▶ _WHAT IS ASKED_
Reproduce all entries precisely, down to the last character.

▶ _DATA SECTION_
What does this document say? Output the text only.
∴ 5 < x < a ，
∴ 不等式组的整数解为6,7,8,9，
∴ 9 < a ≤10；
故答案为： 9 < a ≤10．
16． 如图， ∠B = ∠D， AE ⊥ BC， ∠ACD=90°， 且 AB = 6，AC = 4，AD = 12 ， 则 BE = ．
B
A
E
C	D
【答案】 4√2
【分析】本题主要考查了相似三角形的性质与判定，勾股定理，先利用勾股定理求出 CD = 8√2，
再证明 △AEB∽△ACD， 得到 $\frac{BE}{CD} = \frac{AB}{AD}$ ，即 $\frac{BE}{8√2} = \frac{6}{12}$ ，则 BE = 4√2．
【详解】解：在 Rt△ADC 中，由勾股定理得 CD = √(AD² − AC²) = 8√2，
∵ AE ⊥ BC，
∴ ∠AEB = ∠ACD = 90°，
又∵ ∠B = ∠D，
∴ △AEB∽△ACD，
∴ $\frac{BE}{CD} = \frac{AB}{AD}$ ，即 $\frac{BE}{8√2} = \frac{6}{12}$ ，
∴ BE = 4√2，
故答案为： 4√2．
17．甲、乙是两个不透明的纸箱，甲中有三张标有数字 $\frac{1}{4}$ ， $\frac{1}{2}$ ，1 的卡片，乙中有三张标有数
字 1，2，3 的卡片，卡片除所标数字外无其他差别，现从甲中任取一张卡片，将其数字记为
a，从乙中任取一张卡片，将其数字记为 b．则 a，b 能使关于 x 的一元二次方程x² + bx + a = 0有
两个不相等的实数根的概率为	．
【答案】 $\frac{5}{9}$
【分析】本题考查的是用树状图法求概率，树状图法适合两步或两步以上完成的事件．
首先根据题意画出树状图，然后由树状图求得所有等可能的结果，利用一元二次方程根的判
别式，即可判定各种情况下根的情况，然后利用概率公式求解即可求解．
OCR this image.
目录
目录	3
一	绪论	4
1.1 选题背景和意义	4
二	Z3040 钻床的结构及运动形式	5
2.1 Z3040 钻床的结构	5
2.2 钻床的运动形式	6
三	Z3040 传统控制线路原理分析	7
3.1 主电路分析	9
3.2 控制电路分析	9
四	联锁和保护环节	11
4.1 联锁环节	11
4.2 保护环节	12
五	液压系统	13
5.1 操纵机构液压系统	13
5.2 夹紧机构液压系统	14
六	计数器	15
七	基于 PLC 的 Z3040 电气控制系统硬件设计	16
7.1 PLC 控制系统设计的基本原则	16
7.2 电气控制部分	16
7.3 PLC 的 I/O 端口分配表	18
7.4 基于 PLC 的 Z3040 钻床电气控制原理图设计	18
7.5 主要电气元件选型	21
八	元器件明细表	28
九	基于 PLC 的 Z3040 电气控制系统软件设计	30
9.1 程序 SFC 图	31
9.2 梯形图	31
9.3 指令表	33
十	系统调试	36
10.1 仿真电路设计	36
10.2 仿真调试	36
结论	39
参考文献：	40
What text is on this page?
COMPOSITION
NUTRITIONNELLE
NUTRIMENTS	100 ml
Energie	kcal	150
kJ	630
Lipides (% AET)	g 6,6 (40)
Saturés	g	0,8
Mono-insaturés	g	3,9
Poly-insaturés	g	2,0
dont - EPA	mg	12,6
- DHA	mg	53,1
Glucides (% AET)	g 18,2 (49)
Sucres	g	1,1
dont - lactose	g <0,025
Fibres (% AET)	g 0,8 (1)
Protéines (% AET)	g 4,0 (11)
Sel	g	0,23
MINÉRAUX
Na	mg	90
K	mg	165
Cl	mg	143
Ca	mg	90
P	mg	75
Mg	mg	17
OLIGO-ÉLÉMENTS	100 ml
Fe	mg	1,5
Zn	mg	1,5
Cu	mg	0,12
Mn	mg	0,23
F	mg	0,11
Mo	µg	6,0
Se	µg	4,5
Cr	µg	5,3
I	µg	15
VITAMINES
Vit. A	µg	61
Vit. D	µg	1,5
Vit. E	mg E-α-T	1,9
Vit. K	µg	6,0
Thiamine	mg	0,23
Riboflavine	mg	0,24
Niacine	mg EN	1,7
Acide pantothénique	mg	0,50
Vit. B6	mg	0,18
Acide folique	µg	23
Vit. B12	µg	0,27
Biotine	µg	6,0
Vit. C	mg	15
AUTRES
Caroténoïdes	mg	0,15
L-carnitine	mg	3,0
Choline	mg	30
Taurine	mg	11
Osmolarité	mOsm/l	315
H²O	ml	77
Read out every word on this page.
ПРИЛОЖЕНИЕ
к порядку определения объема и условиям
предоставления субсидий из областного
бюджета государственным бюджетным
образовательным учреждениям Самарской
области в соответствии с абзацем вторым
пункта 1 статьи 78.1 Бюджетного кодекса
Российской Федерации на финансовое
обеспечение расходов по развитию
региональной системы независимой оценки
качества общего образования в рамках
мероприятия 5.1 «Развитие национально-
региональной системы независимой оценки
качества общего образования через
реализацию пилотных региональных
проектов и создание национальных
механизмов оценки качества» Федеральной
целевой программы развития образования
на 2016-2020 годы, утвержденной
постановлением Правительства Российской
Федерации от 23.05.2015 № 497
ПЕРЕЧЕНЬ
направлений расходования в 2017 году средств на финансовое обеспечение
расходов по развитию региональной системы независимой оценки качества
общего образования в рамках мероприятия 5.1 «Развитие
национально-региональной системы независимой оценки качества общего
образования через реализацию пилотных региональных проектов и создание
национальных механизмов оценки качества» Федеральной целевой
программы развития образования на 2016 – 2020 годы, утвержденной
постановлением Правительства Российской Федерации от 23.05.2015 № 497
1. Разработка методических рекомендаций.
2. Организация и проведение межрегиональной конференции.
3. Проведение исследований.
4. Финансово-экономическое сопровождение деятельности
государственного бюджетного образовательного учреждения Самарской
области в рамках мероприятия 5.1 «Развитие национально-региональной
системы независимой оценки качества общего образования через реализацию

▶ _EXERCISE ANSWER_
What does this document say? Output the text only.
∴ 5 < x < a ，
∴ 不等式组的整数解为6,7,8,9，
∴ 9 < a ≤10；
故答案为： 9 < a ≤10．
16． 如图， ∠B = ∠D， AE ⊥ BC， ∠ACD=90°， 且 AB = 6，AC = 4，AD = 12 ， 则 BE = ．
B
A
E
C	D
【答案】 4√2
【分析】本题主要考查了相似三角形的性质与判定，勾股定理，先利用勾股定理求出 CD = 8√2，
再证明 △AEB∽△ACD， 得到 $\frac{BE}{CD} = \frac{AB}{AD}$ ，即 $\frac{BE}{8√2} = \frac{6}{12}$ ，则 BE = 4√2．
【详解】解：在 Rt△ADC 中，由勾股定理得 CD = √(AD² − AC²) = 8√2，
∵ AE ⊥ BC，
∴ ∠AEB = ∠ACD = 90°，
又∵ ∠B = ∠D，
∴ △AEB∽△ACD，
∴ $\frac{BE}{CD} = \frac{AB}{AD}$ ，即 $\frac{BE}{8√2} = \frac{6}{12}$ ，
∴ BE = 4√2，
故答案为： 4√2．
17．甲、乙是两个不透明的纸箱，甲中有三张标有数字 $\frac{1}{4}$ ， $\frac{1}{2}$ ，1 的卡片，乙中有三张标有数
字 1，2，3 的卡片，卡片除所标数字外无其他差别，现从甲中任取一张卡片，将其数字记为
a，从乙中任取一张卡片，将其数字记为 b．则 a，b 能使关于 x 的一元二次方程x² + bx + a = 0有
两个不相等的实数根的概率为	．
【答案】 $\frac{5}{9}$
【分析】本题考查的是用树状图法求概率，树状图法适合两步或两步以上完成的事件．
首先根据题意画出树状图，然后由树状图求得所有等可能的结果，利用一元二次方程根的判
别式，即可判定各种情况下根的情况，然后利用概率公式求解即可求解．
OCR this image.
目录
目录	3
一	绪论	4
1.1 选题背景和意义	4
二	Z3040 钻床的结构及运动形式	5
2.1 Z3040 钻床的结构	5
2.2 钻床的运动形式	6
三	Z3040 传统控制线路原理分析	7
3.1 主电路分析	9
3.2 控制电路分析	9
四	联锁和保护环节	11
4.1 联锁环节	11
4.2 保护环节	12
五	液压系统	13
5.1 操纵机构液压系统	13
5.2 夹紧机构液压系统	14
六	计数器	15
七	基于 PLC 的 Z3040 电气控制系统硬件设计	16
7.1 PLC 控制系统设计的基本原则	16
7.2 电气控制部分	16
7.3 PLC 的 I/O 端口分配表	18
7.4 基于 PLC 的 Z3040 钻床电气控制原理图设计	18
7.5 主要电气元件选型	21
八	元器件明细表	28
九	基于 PLC 的 Z3040 电气控制系统软件设计	30
9.1 程序 SFC 图	31
9.2 梯形图	31
9.3 指令表	33
十	系统调试	36
10.1 仿真电路设计	36
10.2 仿真调试	36
结论	39
参考文献：	40
What text is on this page?
COMPOSITION
NUTRITIONNELLE
NUTRIMENTS	100 ml
Energie	kcal	150
kJ	630
Lipides (% AET)	g 6,6 (40)
Saturés	g	0,8
Mono-insaturés	g	3,9
Poly-insaturés	g	2,0
dont - EPA	mg	12,6
- DHA	mg	53,1
Glucides (% AET)	g 18,2 (49)
Sucres	g	1,1
dont - lactose	g <0,025
Fibres (% AET)	g 0,8 (1)
Protéines (% AET)	g 4,0 (11)
Sel	g	0,23
MINÉRAUX
Na	mg	90
K	mg	165
Cl	mg	143
Ca	mg	90
P	mg	75
Mg	mg	17
OLIGO-ÉLÉMENTS	100 ml
Fe	mg	1,5
Zn	mg	1,5
Cu	mg	0,12
Mn	mg	0,23
F	mg	0,11
Mo	µg	6,0
Se	µg	4,5
Cr	µg	5,3
I	µg	15
VITAMINES
Vit. A	µg	61
Vit. D	µg	1,5
Vit. E	mg E-α-T	1,9
Vit. K	µg	6,0
Thiamine	mg	0,23
Riboflavine	mg	0,24
Niacine	mg EN	1,7
Acide pantothénique	mg	0,50
Vit. B6	mg	0,18
Acide folique	µg	23
Vit. B12	µg	0,27
Biotine	µg	6,0
Vit. C	mg	15
AUTRES
Caroténoïdes	mg	0,15
L-carnitine	mg	3,0
Choline	mg	30
Taurine	mg	11
Osmolarité	mOsm/l	315
H²O	ml	77
Read out every word on this page.
ПРИЛОЖЕНИЕ
к порядку определения объема и условиям
предоставления субсидий из областного
бюджета государственным бюджетным
образовательным учреждениям Самарской
области в соответствии с абзацем вторым
пункта 1 статьи 78.1 Бюджетного кодекса
Российской Федерации на финансовое
обеспечение расходов по развитию
региональной системы независимой оценки
качества общего образования в рамках
мероприятия 5.1 «Развитие национально-
региональной системы независимой оценки
качества общего образования через
реализацию пилотных региональных
проектов и создание национальных
механизмов оценки качества» Федеральной
целевой программы развития образования
на 2016-2020 годы, утвержденной
постановлением Правительства Российской
Федерации от 23.05.2015 № 497
ПЕРЕЧЕНЬ
направлений расходования в 2017 году средств на финансовое обеспечение
расходов по развитию региональной системы независимой оценки качества
общего образования в рамках мероприятия 5.1 «Развитие
национально-региональной системы независимой оценки качества общего
образования через реализацию пилотных региональных проектов и создание
национальных механизмов оценки качества» Федеральной целевой
программы развития образования на 2016 – 2020 годы, утвержденной
постановлением Правительства Российской Федерации от 23.05.2015 № 497
1. Разработка методических рекомендаций.
2. Организация и проведение межрегиональной конференции.
3. Проведение исследований.
4. Финансово-экономическое сопровождение деятельности
государственного бюджетного образовательного учреждения Самарской
области в рамках мероприятия 5.1 «Развитие национально-региональной
системы независимой оценки качества общего образования через реализацию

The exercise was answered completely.